>> BEGIN Given information

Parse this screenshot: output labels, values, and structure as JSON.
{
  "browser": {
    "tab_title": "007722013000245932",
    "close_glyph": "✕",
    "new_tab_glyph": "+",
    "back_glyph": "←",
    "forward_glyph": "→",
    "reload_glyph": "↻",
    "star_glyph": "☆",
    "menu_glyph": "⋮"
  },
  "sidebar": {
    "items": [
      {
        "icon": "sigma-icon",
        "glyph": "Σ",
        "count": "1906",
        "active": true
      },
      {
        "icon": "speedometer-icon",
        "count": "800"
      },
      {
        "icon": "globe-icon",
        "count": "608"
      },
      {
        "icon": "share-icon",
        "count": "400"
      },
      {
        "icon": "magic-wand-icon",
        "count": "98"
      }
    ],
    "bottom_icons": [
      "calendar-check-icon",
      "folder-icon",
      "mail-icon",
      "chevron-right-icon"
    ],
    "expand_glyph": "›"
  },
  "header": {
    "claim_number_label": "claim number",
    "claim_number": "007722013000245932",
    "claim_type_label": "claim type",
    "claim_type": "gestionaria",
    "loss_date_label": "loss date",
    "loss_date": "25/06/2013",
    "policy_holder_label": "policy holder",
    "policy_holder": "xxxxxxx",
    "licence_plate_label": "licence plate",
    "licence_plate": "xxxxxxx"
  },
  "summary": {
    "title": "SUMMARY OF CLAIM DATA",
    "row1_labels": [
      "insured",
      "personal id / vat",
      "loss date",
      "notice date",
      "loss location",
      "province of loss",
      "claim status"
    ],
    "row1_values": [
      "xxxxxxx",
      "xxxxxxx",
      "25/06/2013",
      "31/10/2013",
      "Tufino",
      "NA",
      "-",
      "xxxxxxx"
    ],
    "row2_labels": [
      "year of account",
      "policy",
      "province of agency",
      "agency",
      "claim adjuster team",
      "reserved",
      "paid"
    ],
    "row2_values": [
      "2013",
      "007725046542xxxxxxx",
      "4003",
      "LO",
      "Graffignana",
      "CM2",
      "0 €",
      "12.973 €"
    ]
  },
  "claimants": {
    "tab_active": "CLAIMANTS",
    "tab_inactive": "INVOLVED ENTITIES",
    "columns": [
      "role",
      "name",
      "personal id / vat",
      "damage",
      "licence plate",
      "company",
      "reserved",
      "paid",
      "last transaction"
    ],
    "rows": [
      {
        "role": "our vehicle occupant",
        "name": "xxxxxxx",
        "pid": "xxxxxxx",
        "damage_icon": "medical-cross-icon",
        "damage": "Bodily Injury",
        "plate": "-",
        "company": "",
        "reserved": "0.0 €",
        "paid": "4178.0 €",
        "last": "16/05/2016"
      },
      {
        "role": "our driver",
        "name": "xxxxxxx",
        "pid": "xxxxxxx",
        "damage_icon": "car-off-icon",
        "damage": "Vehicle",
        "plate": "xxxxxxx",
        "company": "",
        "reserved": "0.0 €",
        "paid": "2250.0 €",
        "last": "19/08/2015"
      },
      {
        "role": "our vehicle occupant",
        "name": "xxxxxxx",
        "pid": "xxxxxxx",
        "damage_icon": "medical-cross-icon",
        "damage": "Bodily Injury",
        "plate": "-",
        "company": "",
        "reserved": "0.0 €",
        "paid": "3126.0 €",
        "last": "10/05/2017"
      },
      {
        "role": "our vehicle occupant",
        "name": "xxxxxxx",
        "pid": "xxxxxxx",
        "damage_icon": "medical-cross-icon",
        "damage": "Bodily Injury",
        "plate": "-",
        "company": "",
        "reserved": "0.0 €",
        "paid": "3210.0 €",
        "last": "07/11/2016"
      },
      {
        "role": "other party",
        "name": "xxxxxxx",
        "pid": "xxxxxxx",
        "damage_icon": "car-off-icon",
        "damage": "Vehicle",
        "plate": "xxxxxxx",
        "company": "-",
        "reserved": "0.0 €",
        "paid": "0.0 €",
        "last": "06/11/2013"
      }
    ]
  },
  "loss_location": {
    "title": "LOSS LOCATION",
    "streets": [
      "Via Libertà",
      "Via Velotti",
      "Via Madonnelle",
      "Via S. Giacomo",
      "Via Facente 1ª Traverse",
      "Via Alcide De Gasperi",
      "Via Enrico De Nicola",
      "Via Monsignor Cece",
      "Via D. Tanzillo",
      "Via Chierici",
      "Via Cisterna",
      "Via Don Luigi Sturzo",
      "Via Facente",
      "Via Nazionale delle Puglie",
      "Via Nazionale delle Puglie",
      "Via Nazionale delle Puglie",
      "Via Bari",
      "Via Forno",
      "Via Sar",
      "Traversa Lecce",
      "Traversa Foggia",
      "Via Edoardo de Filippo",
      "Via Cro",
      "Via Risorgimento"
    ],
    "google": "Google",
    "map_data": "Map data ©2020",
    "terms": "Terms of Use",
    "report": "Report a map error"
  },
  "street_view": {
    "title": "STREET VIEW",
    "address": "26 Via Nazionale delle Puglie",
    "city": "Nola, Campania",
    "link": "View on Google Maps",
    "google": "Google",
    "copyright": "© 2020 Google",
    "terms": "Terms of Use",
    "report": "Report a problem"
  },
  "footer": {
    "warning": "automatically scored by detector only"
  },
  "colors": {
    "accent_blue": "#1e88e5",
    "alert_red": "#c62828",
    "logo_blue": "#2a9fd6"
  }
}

>> END Given information

What is being asked: Only the count is needed: the number of lines in the data that include the word "report".

Problem solution: 2